Your task is to copy every line of the entries that contains "coverage".

[Collected data entries]
* * * * * * *

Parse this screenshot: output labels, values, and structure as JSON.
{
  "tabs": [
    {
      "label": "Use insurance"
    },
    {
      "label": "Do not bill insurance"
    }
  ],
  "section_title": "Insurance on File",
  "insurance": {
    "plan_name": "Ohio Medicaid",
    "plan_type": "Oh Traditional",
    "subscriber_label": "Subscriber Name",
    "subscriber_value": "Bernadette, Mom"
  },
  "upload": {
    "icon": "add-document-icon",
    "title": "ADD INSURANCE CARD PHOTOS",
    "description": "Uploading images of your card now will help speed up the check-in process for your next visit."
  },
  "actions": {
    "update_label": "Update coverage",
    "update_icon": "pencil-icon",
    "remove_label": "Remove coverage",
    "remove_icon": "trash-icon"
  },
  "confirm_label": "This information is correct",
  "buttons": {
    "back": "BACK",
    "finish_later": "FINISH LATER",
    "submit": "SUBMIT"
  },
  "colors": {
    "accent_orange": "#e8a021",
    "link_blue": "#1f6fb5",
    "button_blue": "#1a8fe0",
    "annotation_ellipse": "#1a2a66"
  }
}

* * * * * * *

_Final answer_.
    "update_label": "Update coverage",
    "remove_label": "Remove coverage",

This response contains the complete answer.